Below is a set of records; restate each one word for word.

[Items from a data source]
=-=-=

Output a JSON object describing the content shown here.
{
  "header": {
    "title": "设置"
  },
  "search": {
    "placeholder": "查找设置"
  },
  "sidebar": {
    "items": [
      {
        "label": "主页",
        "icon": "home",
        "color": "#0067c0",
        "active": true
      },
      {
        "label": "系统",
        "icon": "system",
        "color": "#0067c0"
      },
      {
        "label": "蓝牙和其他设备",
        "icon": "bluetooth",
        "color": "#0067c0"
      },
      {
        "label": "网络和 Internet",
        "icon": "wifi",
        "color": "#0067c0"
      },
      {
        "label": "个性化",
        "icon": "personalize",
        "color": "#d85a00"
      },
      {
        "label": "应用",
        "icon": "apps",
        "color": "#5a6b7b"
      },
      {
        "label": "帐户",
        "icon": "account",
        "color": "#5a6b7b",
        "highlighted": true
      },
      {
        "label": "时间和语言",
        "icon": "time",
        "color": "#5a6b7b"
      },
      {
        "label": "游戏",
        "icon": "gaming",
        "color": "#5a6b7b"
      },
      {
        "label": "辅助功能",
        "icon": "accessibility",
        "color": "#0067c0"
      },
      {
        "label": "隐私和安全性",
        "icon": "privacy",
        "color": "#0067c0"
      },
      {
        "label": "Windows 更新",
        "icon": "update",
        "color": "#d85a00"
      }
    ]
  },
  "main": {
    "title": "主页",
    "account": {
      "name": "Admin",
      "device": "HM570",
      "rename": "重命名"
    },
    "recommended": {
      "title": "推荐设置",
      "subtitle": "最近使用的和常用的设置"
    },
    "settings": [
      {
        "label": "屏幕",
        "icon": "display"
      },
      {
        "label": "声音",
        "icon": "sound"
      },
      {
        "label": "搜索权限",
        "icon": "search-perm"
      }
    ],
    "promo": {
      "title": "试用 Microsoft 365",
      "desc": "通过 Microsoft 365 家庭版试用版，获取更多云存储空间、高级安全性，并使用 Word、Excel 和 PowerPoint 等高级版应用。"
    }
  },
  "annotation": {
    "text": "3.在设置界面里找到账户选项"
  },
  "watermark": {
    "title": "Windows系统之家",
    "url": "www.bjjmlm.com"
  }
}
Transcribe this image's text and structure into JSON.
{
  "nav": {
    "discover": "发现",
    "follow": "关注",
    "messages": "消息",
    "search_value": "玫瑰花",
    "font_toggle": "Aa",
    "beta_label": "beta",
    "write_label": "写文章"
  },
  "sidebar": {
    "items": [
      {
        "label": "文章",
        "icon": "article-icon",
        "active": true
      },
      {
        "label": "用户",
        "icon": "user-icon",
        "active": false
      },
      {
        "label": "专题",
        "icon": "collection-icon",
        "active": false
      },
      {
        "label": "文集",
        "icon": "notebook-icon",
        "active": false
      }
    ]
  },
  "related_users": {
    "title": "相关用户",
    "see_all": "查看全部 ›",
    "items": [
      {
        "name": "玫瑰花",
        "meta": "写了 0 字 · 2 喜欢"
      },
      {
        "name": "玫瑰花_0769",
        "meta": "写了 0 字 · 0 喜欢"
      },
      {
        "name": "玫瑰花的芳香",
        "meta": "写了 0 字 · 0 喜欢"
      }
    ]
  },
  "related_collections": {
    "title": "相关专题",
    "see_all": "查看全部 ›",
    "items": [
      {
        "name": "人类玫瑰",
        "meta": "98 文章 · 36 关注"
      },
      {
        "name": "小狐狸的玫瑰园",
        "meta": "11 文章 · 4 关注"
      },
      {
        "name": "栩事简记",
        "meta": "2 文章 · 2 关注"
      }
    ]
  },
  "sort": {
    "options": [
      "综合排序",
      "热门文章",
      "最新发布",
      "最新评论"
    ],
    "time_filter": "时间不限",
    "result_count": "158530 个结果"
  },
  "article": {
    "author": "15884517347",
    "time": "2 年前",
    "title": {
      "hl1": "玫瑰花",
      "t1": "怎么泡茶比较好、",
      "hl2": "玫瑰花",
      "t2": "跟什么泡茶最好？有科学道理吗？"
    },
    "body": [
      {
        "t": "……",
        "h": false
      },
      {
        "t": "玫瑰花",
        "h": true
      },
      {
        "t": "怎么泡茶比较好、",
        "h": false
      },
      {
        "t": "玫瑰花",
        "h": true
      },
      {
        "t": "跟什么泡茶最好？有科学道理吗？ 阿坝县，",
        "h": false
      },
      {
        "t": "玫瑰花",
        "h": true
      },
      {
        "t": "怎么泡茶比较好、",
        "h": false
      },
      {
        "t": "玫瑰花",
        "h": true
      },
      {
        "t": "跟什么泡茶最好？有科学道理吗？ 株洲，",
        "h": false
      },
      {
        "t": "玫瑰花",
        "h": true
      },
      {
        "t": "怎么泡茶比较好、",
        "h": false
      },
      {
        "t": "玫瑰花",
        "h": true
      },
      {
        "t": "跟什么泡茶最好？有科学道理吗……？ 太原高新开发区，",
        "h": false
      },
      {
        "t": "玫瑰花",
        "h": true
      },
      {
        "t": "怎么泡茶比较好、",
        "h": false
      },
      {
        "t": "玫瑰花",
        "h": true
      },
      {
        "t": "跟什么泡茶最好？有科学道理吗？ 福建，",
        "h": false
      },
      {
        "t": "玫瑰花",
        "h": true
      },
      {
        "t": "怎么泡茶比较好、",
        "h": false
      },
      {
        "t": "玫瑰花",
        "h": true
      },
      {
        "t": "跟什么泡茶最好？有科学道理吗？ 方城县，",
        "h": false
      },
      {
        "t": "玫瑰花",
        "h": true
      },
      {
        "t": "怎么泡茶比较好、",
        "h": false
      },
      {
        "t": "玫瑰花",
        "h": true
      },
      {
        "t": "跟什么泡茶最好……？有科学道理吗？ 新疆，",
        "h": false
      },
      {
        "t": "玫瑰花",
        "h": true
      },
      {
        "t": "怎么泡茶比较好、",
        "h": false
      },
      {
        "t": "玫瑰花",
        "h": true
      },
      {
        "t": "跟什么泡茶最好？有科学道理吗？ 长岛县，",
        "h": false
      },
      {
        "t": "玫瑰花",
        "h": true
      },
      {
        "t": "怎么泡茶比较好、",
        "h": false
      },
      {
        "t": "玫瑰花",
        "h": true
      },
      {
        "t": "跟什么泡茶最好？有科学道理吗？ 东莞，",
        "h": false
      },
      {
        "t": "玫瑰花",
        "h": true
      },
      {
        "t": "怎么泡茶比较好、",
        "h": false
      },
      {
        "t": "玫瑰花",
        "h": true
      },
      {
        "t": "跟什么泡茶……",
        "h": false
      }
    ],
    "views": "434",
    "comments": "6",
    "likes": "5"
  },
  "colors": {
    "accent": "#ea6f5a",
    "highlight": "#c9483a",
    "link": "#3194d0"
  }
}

=-=-=

-- Exercise output --
Output a JSON object describing the content shown here.
{
  "header": {
    "title": "设置"
  },
  "search": {
    "placeholder": "查找设置"
  },
  "sidebar": {
    "items": [
      {
        "label": "主页",
        "icon": "home",
        "color": "#0067c0",
        "active": true
      },
      {
        "label": "系统",
        "icon": "system",
        "color": "#0067c0"
      },
      {
        "label": "蓝牙和其他设备",
        "icon": "bluetooth",
        "color": "#0067c0"
      },
      {
        "label": "网络和 Internet",
        "icon": "wifi",
        "color": "#0067c0"
      },
      {
        "label": "个性化",
        "icon": "personalize",
        "color": "#d85a00"
      },
      {
        "label": "应用",
        "icon": "apps",
        "color": "#5a6b7b"
      },
      {
        "label": "帐户",
        "icon": "account",
        "color": "#5a6b7b",
        "highlighted": true
      },
      {
        "label": "时间和语言",
        "icon": "time",
        "color": "#5a6b7b"
      },
      {
        "label": "游戏",
        "icon": "gaming",
        "color": "#5a6b7b"
      },
      {
        "label": "辅助功能",
        "icon": "accessibility",
        "color": "#0067c0"
      },
      {
        "label": "隐私和安全性",
        "icon": "privacy",
        "color": "#0067c0"
      },
      {
        "label": "Windows 更新",
        "icon": "update",
        "color": "#d85a00"
      }
    ]
  },
  "main": {
    "title": "主页",
    "account": {
      "name": "Admin",
      "device": "HM570",
      "rename": "重命名"
    },
    "recommended": {
      "title": "推荐设置",
      "subtitle": "最近使用的和常用的设置"
    },
    "settings": [
      {
        "label": "屏幕",
        "icon": "display"
      },
      {
        "label": "声音",
        "icon": "sound"
      },
      {
        "label": "搜索权限",
        "icon": "search-perm"
      }
    ],
    "promo": {
      "title": "试用 Microsoft 365",
      "desc": "通过 Microsoft 365 家庭版试用版，获取更多云存储空间、高级安全性，并使用 Word、Excel 和 PowerPoint 等高级版应用。"
    }
  },
  "annotation": {
    "text": "3.在设置界面里找到账户选项"
  },
  "watermark": {
    "title": "Windows系统之家",
    "url": "www.bjjmlm.com"
  }
}
Transcribe this image's text and structure into JSON.
{
  "nav": {
    "discover": "发现",
    "follow": "关注",
    "messages": "消息",
    "search_value": "玫瑰花",
    "font_toggle": "Aa",
    "beta_label": "beta",
    "write_label": "写文章"
  },
  "sidebar": {
    "items": [
      {
        "label": "文章",
        "icon": "article-icon",
        "active": true
      },
      {
        "label": "用户",
        "icon": "user-icon",
        "active": false
      },
      {
        "label": "专题",
        "icon": "collection-icon",
        "active": false
      },
      {
        "label": "文集",
        "icon": "notebook-icon",
        "active": false
      }
    ]
  },
  "related_users": {
    "title": "相关用户",
    "see_all": "查看全部 ›",
    "items": [
      {
        "name": "玫瑰花",
        "meta": "写了 0 字 · 2 喜欢"
      },
      {
        "name": "玫瑰花_0769",
        "meta": "写了 0 字 · 0 喜欢"
      },
      {
        "name": "玫瑰花的芳香",
        "meta": "写了 0 字 · 0 喜欢"
      }
    ]
  },
  "related_collections": {
    "title": "相关专题",
    "see_all": "查看全部 ›",
    "items": [
      {
        "name": "人类玫瑰",
        "meta": "98 文章 · 36 关注"
      },
      {
        "name": "小狐狸的玫瑰园",
        "meta": "11 文章 · 4 关注"
      },
      {
        "name": "栩事简记",
        "meta": "2 文章 · 2 关注"
      }
    ]
  },
  "sort": {
    "options": [
      "综合排序",
      "热门文章",
      "最新发布",
      "最新评论"
    ],
    "time_filter": "时间不限",
    "result_count": "158530 个结果"
  },
  "article": {
    "author": "15884517347",
    "time": "2 年前",
    "title": {
      "hl1": "玫瑰花",
      "t1": "怎么泡茶比较好、",
      "hl2": "玫瑰花",
      "t2": "跟什么泡茶最好？有科学道理吗？"
    },
    "body": [
      {
        "t": "……",
        "h": false
      },
      {
        "t": "玫瑰花",
        "h": true
      },
      {
        "t": "怎么泡茶比较好、",
        "h": false
      },
      {
        "t": "玫瑰花",
        "h": true
      },
      {
        "t": "跟什么泡茶最好？有科学道理吗？ 阿坝县，",
        "h": false
      },
      {
        "t": "玫瑰花",
        "h": true
      },
      {
        "t": "怎么泡茶比较好、",
        "h": false
      },
      {
        "t": "玫瑰花",
        "h": true
      },
      {
        "t": "跟什么泡茶最好？有科学道理吗？ 株洲，",
        "h": false
      },
      {
        "t": "玫瑰花",
        "h": true
      },
      {
        "t": "怎么泡茶比较好、",
        "h": false
      },
      {
        "t": "玫瑰花",
        "h": true
      },
      {
        "t": "跟什么泡茶最好？有科学道理吗……？ 太原高新开发区，",
        "h": false
      },
      {
        "t": "玫瑰花",
        "h": true
      },
      {
        "t": "怎么泡茶比较好、",
        "h": false
      },
      {
        "t": "玫瑰花",
        "h": true
      },
      {
        "t": "跟什么泡茶最好？有科学道理吗？ 福建，",
        "h": false
      },
      {
        "t": "玫瑰花",
        "h": true
      },
      {
        "t": "怎么泡茶比较好、",
        "h": false
      },
      {
        "t": "玫瑰花",
        "h": true
      },
      {
        "t": "跟什么泡茶最好？有科学道理吗？ 方城县，",
        "h": false
      },
      {
        "t": "玫瑰花",
        "h": true
      },
      {
        "t": "怎么泡茶比较好、",
        "h": false
      },
      {
        "t": "玫瑰花",
        "h": true
      },
      {
        "t": "跟什么泡茶最好……？有科学道理吗？ 新疆，",
        "h": false
      },
      {
        "t": "玫瑰花",
        "h": true
      },
      {
        "t": "怎么泡茶比较好、",
        "h": false
      },
      {
        "t": "玫瑰花",
        "h": true
      },
      {
        "t": "跟什么泡茶最好？有科学道理吗？ 长岛县，",
        "h": false
      },
      {
        "t": "玫瑰花",
        "h": true
      },
      {
        "t": "怎么泡茶比较好、",
        "h": false
      },
      {
        "t": "玫瑰花",
        "h": true
      },
      {
        "t": "跟什么泡茶最好？有科学道理吗？ 东莞，",
        "h": false
      },
      {
        "t": "玫瑰花",
        "h": true
      },
      {
        "t": "怎么泡茶比较好、",
        "h": false
      },
      {
        "t": "玫瑰花",
        "h": true
      },
      {
        "t": "跟什么泡茶……",
        "h": false
      }
    ],
    "views": "434",
    "comments": "6",
    "likes": "5"
  },
  "colors": {
    "accent": "#ea6f5a",
    "highlight": "#c9483a",
    "link": "#3194d0"
  }
}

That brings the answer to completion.